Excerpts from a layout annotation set
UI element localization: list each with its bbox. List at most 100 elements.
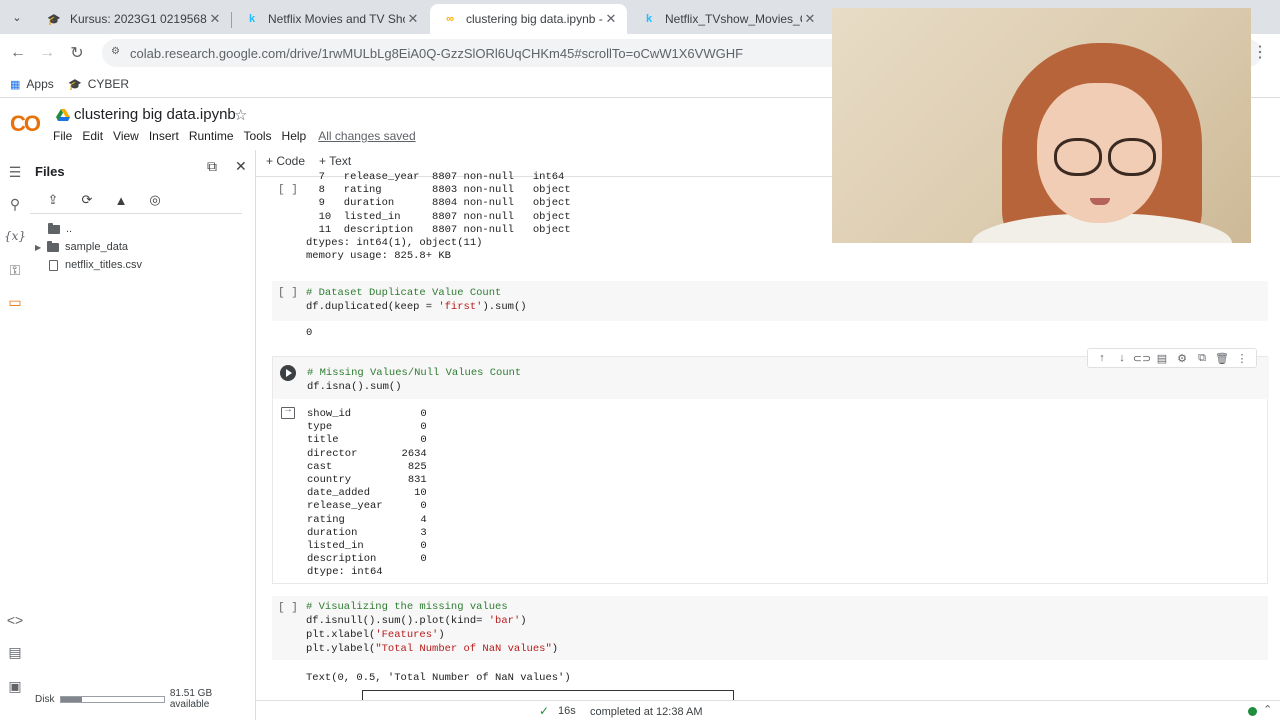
cell-toolbar: ↑ ↓ ⊂⊃ ▤ ⚙ ⧉ 🗑 ⋮ bbox=[1087, 348, 1257, 368]
output-line: 8 rating 8803 non-null object bbox=[306, 184, 571, 197]
expand-caret-icon[interactable]: ▶ bbox=[35, 243, 47, 252]
tree-item-parent[interactable]: .. bbox=[48, 221, 72, 237]
tab-search-chevron-icon[interactable]: ⌄ bbox=[6, 6, 28, 28]
chevron-up-icon[interactable]: ⌃ bbox=[1263, 703, 1272, 716]
browser-menu-icon[interactable]: ⋮ bbox=[1252, 42, 1268, 62]
code-text: ).sum() bbox=[482, 301, 527, 313]
column-name: description bbox=[307, 553, 402, 566]
add-code-button[interactable]: + Code bbox=[266, 154, 305, 168]
refresh-folder-icon[interactable]: ⟳ bbox=[78, 191, 96, 209]
star-icon[interactable]: ☆ bbox=[234, 106, 247, 124]
bookmark-cyber[interactable]: 🎓 CYBER bbox=[68, 77, 129, 91]
notebook-title[interactable]: clustering big data.ipynb bbox=[56, 106, 236, 123]
cell-source[interactable]: # Visualizing the missing values df.isnul… bbox=[306, 600, 558, 656]
search-icon[interactable]: ⚲ bbox=[5, 194, 25, 214]
code-text: ) bbox=[520, 615, 527, 627]
close-panel-icon[interactable]: ✕ bbox=[235, 158, 247, 175]
reload-icon[interactable]: ↻ bbox=[66, 42, 88, 64]
bookmark-apps[interactable]: ▦ Apps bbox=[10, 77, 54, 91]
link-icon[interactable]: ⊂⊃ bbox=[1132, 349, 1152, 367]
bookmark-label: CYBER bbox=[87, 77, 130, 91]
tree-item-sample-data[interactable]: ▶ sample_data bbox=[35, 239, 128, 255]
code-cell-duplicates[interactable]: [ ] # Dataset Duplicate Value Count df.du… bbox=[272, 281, 1268, 321]
menu-edit[interactable]: Edit bbox=[82, 129, 103, 143]
tab-netflix-cluster[interactable]: k Netflix_TVshow_Movies_Cluster ✕ bbox=[629, 4, 826, 34]
hide-files-icon[interactable]: ◎ bbox=[146, 191, 164, 209]
status-bar: ✓ 16s completed at 12:38 AM ⌃ bbox=[256, 700, 1280, 720]
cell-source[interactable]: # Dataset Duplicate Value Count df.duplic… bbox=[306, 286, 527, 314]
move-up-icon[interactable]: ↑ bbox=[1092, 349, 1112, 367]
null-count-value: 10 bbox=[401, 487, 427, 500]
run-cell-button[interactable] bbox=[280, 365, 296, 381]
close-tab-icon[interactable]: ✕ bbox=[802, 11, 818, 27]
kaggle-icon: k bbox=[248, 13, 256, 25]
null-count-row: type 0 bbox=[307, 421, 427, 434]
menu-file[interactable]: File bbox=[53, 129, 72, 143]
column-name: duration bbox=[307, 526, 402, 539]
terminal-icon[interactable]: ▣ bbox=[5, 676, 25, 696]
code-snippets-icon[interactable]: <> bbox=[5, 610, 25, 630]
delete-icon[interactable]: 🗑 bbox=[1212, 349, 1232, 367]
save-status[interactable]: All changes saved bbox=[318, 129, 415, 143]
variables-icon[interactable]: {x} bbox=[4, 226, 26, 246]
back-arrow-icon[interactable]: ← bbox=[7, 42, 29, 64]
cell-run-bracket[interactable]: [ ] bbox=[278, 184, 298, 196]
close-tab-icon[interactable]: ✕ bbox=[207, 11, 223, 27]
tab-label: clustering big data.ipynb - Cola bbox=[466, 12, 603, 26]
null-count-row: listed_in 0 bbox=[307, 540, 427, 553]
null-count-value: 831 bbox=[401, 474, 427, 487]
move-down-icon[interactable]: ↓ bbox=[1112, 349, 1132, 367]
menu-runtime[interactable]: Runtime bbox=[189, 129, 234, 143]
add-cell-bar: + Code + Text bbox=[266, 154, 365, 168]
execution-status[interactable]: completed at 12:38 AM bbox=[590, 706, 703, 718]
file-icon bbox=[49, 259, 58, 271]
menu-insert[interactable]: Insert bbox=[149, 129, 179, 143]
colab-logo[interactable]: CO bbox=[10, 111, 41, 137]
tab-kursus[interactable]: 🎓 Kursus: 2023G1 02195687 ANA ✕ bbox=[34, 4, 231, 34]
menu-view[interactable]: View bbox=[113, 129, 139, 143]
column-name: director bbox=[307, 447, 402, 460]
mount-drive-icon[interactable]: ▲ bbox=[112, 191, 130, 209]
open-in-tab-icon[interactable]: ⧉ bbox=[207, 158, 217, 175]
code-cell-missing-values[interactable]: # Missing Values/Null Values Count df.isn… bbox=[272, 348, 1269, 584]
code-cell-visualize[interactable]: [ ] # Visualizing the missing values df.i… bbox=[272, 596, 1268, 660]
close-tab-icon[interactable]: ✕ bbox=[405, 11, 421, 27]
code-string: 'first' bbox=[438, 301, 483, 313]
apps-grid-icon: ▦ bbox=[10, 78, 21, 91]
forward-arrow-icon[interactable]: → bbox=[36, 42, 58, 64]
menu-help[interactable]: Help bbox=[282, 129, 307, 143]
close-tab-icon[interactable]: ✕ bbox=[603, 11, 619, 27]
code-string: 'Features' bbox=[375, 629, 439, 641]
settings-gear-icon[interactable]: ⚙ bbox=[1172, 349, 1192, 367]
null-count-row: show_id 0 bbox=[307, 408, 427, 421]
upload-icon[interactable]: ⇪ bbox=[44, 191, 62, 209]
mirror-cell-icon[interactable]: ⧉ bbox=[1192, 349, 1212, 367]
folder-icon bbox=[47, 240, 59, 252]
output-actions-icon[interactable] bbox=[281, 404, 295, 419]
comment-icon[interactable]: ▤ bbox=[1152, 349, 1172, 367]
tab-label: Netflix_TVshow_Movies_Cluster bbox=[665, 12, 802, 26]
secrets-key-icon[interactable]: ⚿ bbox=[5, 260, 25, 280]
moodle-icon: 🎓 bbox=[47, 13, 61, 26]
files-panel: Files ⧉ ✕ ⇪ ⟳ ▲ ◎ .. ▶ sample_data netfl… bbox=[30, 150, 256, 720]
tree-item-label: .. bbox=[66, 223, 73, 235]
output-line: memory usage: 825.8+ KB bbox=[306, 250, 451, 263]
tree-item-netflix-csv[interactable]: netflix_titles.csv bbox=[49, 257, 142, 273]
table-of-contents-icon[interactable]: ☰ bbox=[5, 162, 25, 182]
cell-run-bracket[interactable]: [ ] bbox=[278, 602, 298, 614]
command-palette-icon[interactable]: ▤ bbox=[5, 642, 25, 662]
null-count-value: 825 bbox=[401, 460, 427, 473]
plot-frame bbox=[362, 690, 734, 700]
null-count-row: rating 4 bbox=[307, 514, 427, 527]
add-text-button[interactable]: + Text bbox=[319, 154, 351, 168]
runtime-status-dot[interactable] bbox=[1248, 707, 1257, 716]
cell-source[interactable]: # Missing Values/Null Values Count df.isn… bbox=[307, 366, 521, 394]
tab-colab-notebook[interactable]: ∞ clustering big data.ipynb - Cola ✕ bbox=[430, 4, 627, 34]
null-count-row: release_year 0 bbox=[307, 500, 427, 513]
tab-netflix-movies[interactable]: k Netflix Movies and TV Shows ✕ bbox=[232, 4, 429, 34]
site-info-icon[interactable]: ⚙ bbox=[111, 46, 123, 59]
menu-tools[interactable]: Tools bbox=[244, 129, 272, 143]
more-options-icon[interactable]: ⋮ bbox=[1232, 349, 1252, 367]
cell-run-bracket[interactable]: [ ] bbox=[278, 287, 298, 299]
files-folder-icon[interactable]: ▭ bbox=[5, 292, 25, 312]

__WHAT TO WORK ON__. Please copy out the rows from the line with "cell-toolbar: ↑ ↓" to the line with "reload-icon[interactable]: ↻ bbox=[66, 42, 88, 64]", both included, without changing anything.

__FINAL RESULT__.
cell-toolbar: ↑ ↓ ⊂⊃ ▤ ⚙ ⧉ 🗑 ⋮ bbox=[1087, 348, 1257, 368]
output-line: 8 rating 8803 non-null object bbox=[306, 184, 571, 197]
expand-caret-icon[interactable]: ▶ bbox=[35, 243, 47, 252]
tree-item-parent[interactable]: .. bbox=[48, 221, 72, 237]
tab-search-chevron-icon[interactable]: ⌄ bbox=[6, 6, 28, 28]
chevron-up-icon[interactable]: ⌃ bbox=[1263, 703, 1272, 716]
browser-menu-icon[interactable]: ⋮ bbox=[1252, 42, 1268, 62]
code-text: ).sum() bbox=[482, 301, 527, 313]
column-name: description bbox=[307, 553, 402, 566]
add-code-button[interactable]: + Code bbox=[266, 154, 305, 168]
refresh-folder-icon[interactable]: ⟳ bbox=[78, 191, 96, 209]
star-icon[interactable]: ☆ bbox=[234, 106, 247, 124]
bookmark-cyber[interactable]: 🎓 CYBER bbox=[68, 77, 129, 91]
notebook-title[interactable]: clustering big data.ipynb bbox=[56, 106, 236, 123]
cell-source[interactable]: # Visualizing the missing values df.isnul… bbox=[306, 600, 558, 656]
search-icon[interactable]: ⚲ bbox=[5, 194, 25, 214]
code-text: ) bbox=[520, 615, 527, 627]
close-panel-icon[interactable]: ✕ bbox=[235, 158, 247, 175]
reload-icon[interactable]: ↻ bbox=[66, 42, 88, 64]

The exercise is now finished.